>> BEGIN PROVIDED DATA
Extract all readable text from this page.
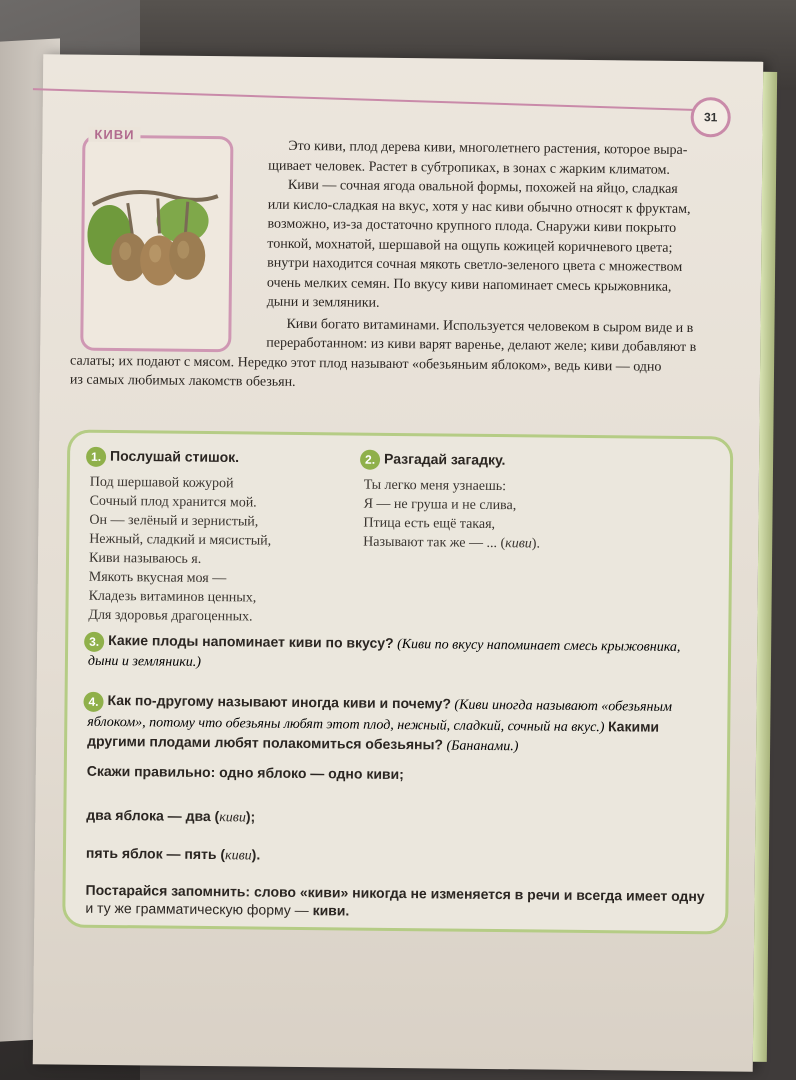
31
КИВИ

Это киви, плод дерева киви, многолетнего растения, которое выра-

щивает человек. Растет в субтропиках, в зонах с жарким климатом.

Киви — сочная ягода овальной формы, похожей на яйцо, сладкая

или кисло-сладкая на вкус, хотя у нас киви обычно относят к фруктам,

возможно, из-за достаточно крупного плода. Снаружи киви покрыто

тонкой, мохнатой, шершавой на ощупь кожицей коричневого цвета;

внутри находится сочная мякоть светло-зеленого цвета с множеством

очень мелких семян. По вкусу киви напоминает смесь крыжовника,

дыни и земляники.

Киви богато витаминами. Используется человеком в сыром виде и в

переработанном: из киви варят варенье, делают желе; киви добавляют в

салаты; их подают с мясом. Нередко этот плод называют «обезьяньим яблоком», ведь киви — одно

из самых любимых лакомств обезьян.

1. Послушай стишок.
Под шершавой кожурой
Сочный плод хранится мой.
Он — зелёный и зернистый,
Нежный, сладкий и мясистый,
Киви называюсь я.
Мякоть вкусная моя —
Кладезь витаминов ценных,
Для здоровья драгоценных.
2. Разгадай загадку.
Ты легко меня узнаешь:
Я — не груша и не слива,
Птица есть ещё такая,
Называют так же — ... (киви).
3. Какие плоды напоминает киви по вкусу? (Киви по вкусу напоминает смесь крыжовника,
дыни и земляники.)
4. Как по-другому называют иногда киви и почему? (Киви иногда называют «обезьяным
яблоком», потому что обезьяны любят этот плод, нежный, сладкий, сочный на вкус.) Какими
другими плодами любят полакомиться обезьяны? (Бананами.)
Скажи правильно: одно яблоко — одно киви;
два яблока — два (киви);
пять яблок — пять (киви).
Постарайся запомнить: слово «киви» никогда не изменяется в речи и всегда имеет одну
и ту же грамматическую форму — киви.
>> END PROVIDED DATA
>> BEGIN PROVIDED DATA
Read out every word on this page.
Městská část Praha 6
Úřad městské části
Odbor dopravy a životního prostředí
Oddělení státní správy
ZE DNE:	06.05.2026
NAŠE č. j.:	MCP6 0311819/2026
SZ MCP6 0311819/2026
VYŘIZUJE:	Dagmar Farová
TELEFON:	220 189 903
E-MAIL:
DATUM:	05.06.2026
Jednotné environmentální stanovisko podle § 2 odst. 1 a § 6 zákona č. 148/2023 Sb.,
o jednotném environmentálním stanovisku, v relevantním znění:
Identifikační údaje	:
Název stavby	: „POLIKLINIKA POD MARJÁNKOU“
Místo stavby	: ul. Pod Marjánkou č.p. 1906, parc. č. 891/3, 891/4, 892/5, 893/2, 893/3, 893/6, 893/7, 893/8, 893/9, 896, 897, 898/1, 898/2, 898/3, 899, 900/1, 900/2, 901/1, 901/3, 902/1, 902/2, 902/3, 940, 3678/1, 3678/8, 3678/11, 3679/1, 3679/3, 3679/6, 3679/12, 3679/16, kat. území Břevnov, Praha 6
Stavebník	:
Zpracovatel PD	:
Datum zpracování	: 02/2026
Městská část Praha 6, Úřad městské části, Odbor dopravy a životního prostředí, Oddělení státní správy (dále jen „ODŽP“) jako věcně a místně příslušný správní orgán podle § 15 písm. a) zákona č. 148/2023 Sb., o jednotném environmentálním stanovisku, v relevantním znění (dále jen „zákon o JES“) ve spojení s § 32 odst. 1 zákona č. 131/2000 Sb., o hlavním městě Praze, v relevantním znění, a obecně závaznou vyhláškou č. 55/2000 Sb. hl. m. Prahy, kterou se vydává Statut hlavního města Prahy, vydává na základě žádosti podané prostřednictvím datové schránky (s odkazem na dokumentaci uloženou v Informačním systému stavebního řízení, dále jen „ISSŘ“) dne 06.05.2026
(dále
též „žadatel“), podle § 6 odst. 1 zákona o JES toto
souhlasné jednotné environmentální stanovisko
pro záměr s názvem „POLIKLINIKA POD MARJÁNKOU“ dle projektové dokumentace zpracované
>> END PROVIDED DATA
### BRIEF
Scan the entries above. Copy each line that has the string "prostředí".

### FULL SOLUTION
Odbor dopravy a životního prostředí
Městská část Praha 6, Úřad městské části, Odbor dopravy a životního prostředí, Oddělení státní správy (dále jen „ODŽP“) jako věcně a místně příslušný správní orgán podle § 15 písm. a) zákona č. 148/2023 Sb., o jednotném environmentálním stanovisku, v relevantním znění (dále jen „zákon o JES“) ve spojení s § 32 odst. 1 zákona č. 131/2000 Sb., o hlavním městě Praze, v relevantním znění, a obecně závaznou vyhláškou č. 55/2000 Sb. hl. m. Prahy, kterou se vydává Statut hlavního města Prahy, vydává na základě žádosti podané prostřednictvím datové schránky (s odkazem na dokumentaci uloženou v Informačním systému stavebního řízení, dále jen „ISSŘ“) dne 06.05.2026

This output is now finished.